**Problem description**
Restate the listing below word for word, omitting any images.

**Records supplied**
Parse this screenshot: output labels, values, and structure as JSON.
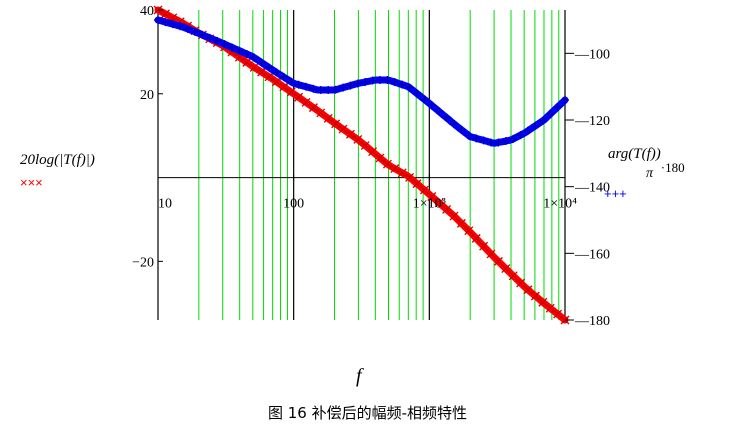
{
  "caption": "图 16 补偿后的幅频-相频特性",
  "chart_data": {
    "type": "line",
    "x_scale": "log",
    "xlim": [
      10,
      10000
    ],
    "xlabel": "f",
    "x_tick_labels": [
      "10",
      "100",
      "1×10³",
      "1×10⁴"
    ],
    "left_axis": {
      "label": "20log(|T(f)|)",
      "ylim": [
        -34,
        40
      ],
      "tick_labels": [
        "40",
        "20",
        "−20"
      ]
    },
    "right_axis": {
      "label_num": "arg(T(f))",
      "label_den": "π",
      "label_mult": "·180",
      "ylim": [
        -180,
        -87
      ],
      "tick_labels": [
        "100",
        "120",
        "140",
        "160",
        "180"
      ]
    },
    "legend": [
      {
        "marker": "×××",
        "color": "#ff0000"
      },
      {
        "marker": "+++",
        "color": "#0000ff"
      }
    ],
    "series": [
      {
        "axis": "left",
        "color": "#ff0000",
        "x": [
          10,
          15,
          20,
          30,
          50,
          70,
          100,
          150,
          200,
          300,
          500,
          700,
          1000,
          1500,
          2000,
          3000,
          5000,
          7000,
          10000
        ],
        "y": [
          40,
          37,
          34.5,
          31.5,
          26.5,
          23.5,
          20,
          16,
          13,
          9,
          3,
          0.3,
          -4,
          -9,
          -13,
          -19,
          -26,
          -30,
          -34
        ]
      },
      {
        "axis": "right",
        "color": "#0000ff",
        "x": [
          10,
          15,
          20,
          30,
          50,
          70,
          100,
          150,
          200,
          300,
          400,
          500,
          700,
          1000,
          1500,
          2000,
          3000,
          4000,
          5000,
          7000,
          10000
        ],
        "y": [
          -90,
          -92,
          -94,
          -97,
          -101,
          -105,
          -109,
          -111,
          -111,
          -109,
          -108,
          -108,
          -110,
          -115,
          -121,
          -125,
          -127,
          -126,
          -124,
          -120,
          -114
        ]
      }
    ]
  }
}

**The reply**
Parse this screenshot: output labels, values, and structure as JSON.
{
  "caption": "图 16 补偿后的幅频-相频特性",
  "chart_data": {
    "type": "line",
    "x_scale": "log",
    "xlim": [
      10,
      10000
    ],
    "xlabel": "f",
    "x_tick_labels": [
      "10",
      "100",
      "1×10³",
      "1×10⁴"
    ],
    "left_axis": {
      "label": "20log(|T(f)|)",
      "ylim": [
        -34,
        40
      ],
      "tick_labels": [
        "40",
        "20",
        "−20"
      ]
    },
    "right_axis": {
      "label_num": "arg(T(f))",
      "label_den": "π",
      "label_mult": "·180",
      "ylim": [
        -180,
        -87
      ],
      "tick_labels": [
        "100",
        "120",
        "140",
        "160",
        "180"
      ]
    },
    "legend": [
      {
        "marker": "×××",
        "color": "#ff0000"
      },
      {
        "marker": "+++",
        "color": "#0000ff"
      }
    ],
    "series": [
      {
        "axis": "left",
        "color": "#ff0000",
        "x": [
          10,
          15,
          20,
          30,
          50,
          70,
          100,
          150,
          200,
          300,
          500,
          700,
          1000,
          1500,
          2000,
          3000,
          5000,
          7000,
          10000
        ],
        "y": [
          40,
          37,
          34.5,
          31.5,
          26.5,
          23.5,
          20,
          16,
          13,
          9,
          3,
          0.3,
          -4,
          -9,
          -13,
          -19,
          -26,
          -30,
          -34
        ]
      },
      {
        "axis": "right",
        "color": "#0000ff",
        "x": [
          10,
          15,
          20,
          30,
          50,
          70,
          100,
          150,
          200,
          300,
          400,
          500,
          700,
          1000,
          1500,
          2000,
          3000,
          4000,
          5000,
          7000,
          10000
        ],
        "y": [
          -90,
          -92,
          -94,
          -97,
          -101,
          -105,
          -109,
          -111,
          -111,
          -109,
          -108,
          -108,
          -110,
          -115,
          -121,
          -125,
          -127,
          -126,
          -124,
          -120,
          -114
        ]
      }
    ]
  }
}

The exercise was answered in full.